_PROBLEM TO WORK ON_: Search the data for the string "marker" and extract every line where it appears.

_DATASET ENTRIES_:
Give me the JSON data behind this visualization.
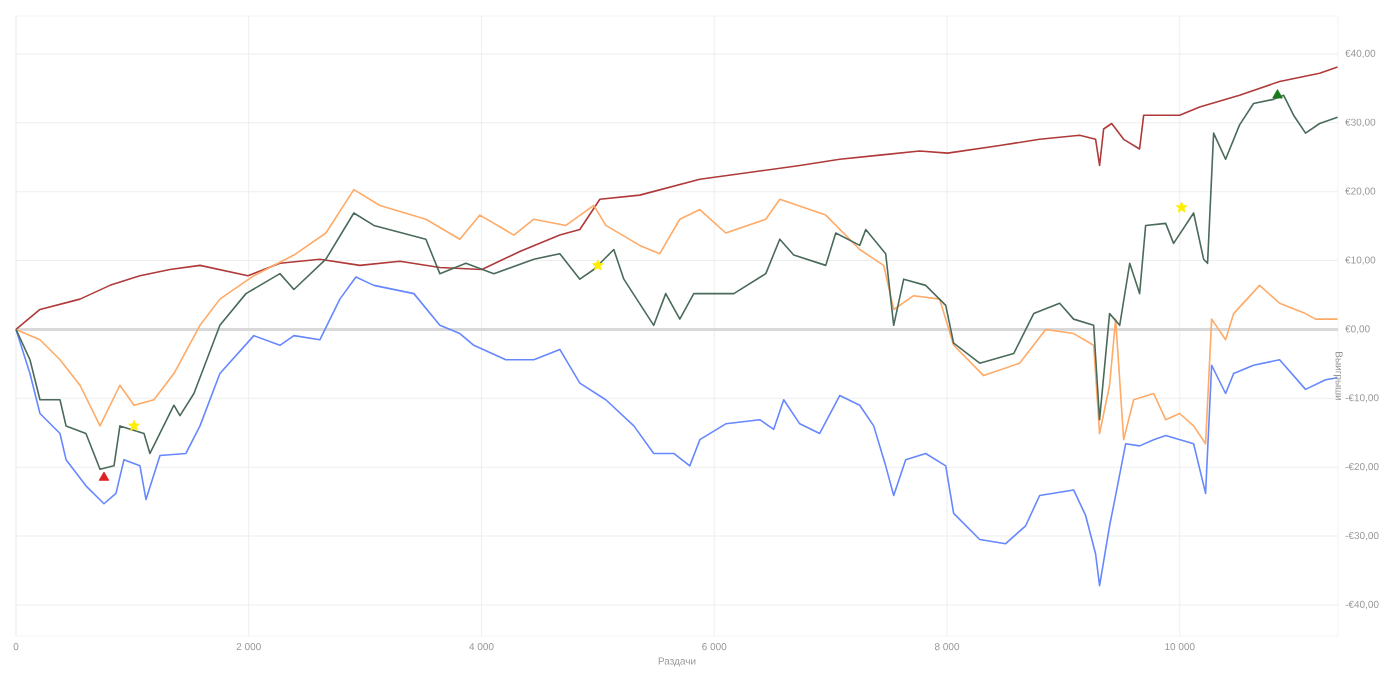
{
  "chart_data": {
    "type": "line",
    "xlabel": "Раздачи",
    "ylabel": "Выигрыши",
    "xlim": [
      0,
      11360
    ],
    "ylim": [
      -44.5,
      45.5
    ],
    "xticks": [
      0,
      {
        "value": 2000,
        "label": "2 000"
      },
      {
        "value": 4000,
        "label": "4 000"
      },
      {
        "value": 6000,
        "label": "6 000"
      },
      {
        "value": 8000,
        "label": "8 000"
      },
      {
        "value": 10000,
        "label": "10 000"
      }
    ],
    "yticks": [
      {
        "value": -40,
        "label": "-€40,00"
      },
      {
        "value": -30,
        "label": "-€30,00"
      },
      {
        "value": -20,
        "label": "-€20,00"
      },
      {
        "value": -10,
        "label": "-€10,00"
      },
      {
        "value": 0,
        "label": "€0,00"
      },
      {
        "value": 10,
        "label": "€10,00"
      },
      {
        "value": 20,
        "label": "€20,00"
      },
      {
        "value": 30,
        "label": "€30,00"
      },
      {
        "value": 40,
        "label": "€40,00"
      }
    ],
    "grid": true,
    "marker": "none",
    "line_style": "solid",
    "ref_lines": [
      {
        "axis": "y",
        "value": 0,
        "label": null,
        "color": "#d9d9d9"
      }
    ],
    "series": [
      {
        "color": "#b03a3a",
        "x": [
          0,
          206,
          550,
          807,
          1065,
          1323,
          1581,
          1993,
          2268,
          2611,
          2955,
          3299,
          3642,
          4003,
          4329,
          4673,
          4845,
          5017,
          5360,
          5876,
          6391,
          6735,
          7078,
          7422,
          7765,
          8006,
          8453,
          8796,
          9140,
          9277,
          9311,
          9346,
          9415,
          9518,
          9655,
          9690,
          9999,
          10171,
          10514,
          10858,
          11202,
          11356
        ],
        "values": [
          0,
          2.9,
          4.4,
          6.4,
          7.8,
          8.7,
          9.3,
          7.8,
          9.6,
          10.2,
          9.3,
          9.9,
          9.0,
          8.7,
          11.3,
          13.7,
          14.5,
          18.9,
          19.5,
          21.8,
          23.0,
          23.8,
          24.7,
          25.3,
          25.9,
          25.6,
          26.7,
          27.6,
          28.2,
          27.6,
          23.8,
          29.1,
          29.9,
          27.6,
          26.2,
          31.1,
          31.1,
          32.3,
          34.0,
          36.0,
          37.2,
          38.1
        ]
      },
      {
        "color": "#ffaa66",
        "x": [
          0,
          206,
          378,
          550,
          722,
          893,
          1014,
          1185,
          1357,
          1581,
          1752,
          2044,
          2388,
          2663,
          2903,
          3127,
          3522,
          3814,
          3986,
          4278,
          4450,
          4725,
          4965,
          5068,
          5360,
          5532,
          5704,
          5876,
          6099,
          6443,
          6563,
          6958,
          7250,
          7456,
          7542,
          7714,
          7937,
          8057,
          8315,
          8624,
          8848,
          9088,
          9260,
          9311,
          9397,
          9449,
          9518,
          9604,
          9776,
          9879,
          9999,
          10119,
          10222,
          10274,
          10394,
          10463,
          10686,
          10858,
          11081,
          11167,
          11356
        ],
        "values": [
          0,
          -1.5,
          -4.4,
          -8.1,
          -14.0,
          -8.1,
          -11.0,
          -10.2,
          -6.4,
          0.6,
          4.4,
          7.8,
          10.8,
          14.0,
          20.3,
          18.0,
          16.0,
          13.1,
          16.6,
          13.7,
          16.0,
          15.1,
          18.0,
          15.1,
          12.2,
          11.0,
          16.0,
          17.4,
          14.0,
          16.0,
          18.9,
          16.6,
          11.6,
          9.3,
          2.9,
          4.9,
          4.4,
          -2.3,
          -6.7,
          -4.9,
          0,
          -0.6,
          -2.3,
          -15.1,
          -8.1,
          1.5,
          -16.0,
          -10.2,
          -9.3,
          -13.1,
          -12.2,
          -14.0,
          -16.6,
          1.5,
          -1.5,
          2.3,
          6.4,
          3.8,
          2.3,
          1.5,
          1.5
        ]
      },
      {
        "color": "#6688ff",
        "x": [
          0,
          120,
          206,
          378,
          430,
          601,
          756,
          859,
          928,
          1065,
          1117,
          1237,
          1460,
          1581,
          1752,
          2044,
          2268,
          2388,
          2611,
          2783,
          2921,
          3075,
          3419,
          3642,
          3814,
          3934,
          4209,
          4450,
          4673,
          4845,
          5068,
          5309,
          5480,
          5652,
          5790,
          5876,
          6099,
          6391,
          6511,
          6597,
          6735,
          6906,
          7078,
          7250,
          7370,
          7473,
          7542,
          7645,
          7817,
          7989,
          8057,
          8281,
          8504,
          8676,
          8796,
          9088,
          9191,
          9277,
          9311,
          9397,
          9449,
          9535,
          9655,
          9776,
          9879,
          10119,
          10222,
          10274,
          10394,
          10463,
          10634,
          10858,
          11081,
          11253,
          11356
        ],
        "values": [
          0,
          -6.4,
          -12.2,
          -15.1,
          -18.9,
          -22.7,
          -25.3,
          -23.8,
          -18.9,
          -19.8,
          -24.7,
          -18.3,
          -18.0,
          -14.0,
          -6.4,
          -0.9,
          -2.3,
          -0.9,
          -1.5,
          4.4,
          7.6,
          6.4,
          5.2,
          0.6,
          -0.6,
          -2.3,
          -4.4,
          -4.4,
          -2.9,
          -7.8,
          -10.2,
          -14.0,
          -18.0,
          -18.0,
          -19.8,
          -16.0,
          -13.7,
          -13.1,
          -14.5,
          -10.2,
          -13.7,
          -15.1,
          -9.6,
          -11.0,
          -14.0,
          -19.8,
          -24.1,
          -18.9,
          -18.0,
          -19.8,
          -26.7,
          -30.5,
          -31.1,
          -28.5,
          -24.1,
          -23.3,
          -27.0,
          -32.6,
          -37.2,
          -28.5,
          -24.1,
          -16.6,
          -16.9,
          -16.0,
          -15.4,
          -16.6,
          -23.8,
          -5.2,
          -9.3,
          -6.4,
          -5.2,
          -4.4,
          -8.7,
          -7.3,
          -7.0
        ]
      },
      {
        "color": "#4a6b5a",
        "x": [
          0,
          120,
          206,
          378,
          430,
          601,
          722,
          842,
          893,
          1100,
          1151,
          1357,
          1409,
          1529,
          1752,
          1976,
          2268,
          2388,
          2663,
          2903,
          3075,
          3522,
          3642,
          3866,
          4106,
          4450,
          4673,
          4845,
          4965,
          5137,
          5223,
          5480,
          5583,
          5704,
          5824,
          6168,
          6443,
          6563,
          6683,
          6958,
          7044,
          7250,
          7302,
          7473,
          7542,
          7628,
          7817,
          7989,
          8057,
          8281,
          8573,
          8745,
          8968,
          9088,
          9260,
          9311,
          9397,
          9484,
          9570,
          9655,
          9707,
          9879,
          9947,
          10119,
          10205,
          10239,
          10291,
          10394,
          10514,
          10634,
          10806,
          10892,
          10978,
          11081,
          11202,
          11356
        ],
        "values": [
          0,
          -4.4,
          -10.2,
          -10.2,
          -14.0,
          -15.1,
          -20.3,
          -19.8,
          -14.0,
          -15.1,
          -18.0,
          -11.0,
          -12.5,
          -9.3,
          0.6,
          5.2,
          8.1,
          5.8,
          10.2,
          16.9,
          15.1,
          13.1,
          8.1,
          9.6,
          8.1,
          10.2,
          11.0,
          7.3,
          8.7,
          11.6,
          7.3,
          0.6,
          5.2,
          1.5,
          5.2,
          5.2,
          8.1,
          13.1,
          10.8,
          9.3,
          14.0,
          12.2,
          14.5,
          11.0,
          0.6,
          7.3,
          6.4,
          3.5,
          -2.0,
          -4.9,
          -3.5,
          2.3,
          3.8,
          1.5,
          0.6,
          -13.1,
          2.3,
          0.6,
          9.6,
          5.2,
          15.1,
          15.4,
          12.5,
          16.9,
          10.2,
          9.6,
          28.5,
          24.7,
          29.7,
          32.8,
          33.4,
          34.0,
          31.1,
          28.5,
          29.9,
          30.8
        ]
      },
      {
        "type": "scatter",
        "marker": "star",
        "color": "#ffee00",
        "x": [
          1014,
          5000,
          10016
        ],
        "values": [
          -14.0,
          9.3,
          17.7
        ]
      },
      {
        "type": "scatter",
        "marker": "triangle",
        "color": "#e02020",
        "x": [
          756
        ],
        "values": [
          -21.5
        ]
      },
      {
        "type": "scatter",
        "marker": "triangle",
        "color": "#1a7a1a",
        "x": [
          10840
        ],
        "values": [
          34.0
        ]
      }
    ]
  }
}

_THE RESULT_:
    "marker": "none",
        "marker": "star",
        "marker": "triangle",
        "marker": "triangle",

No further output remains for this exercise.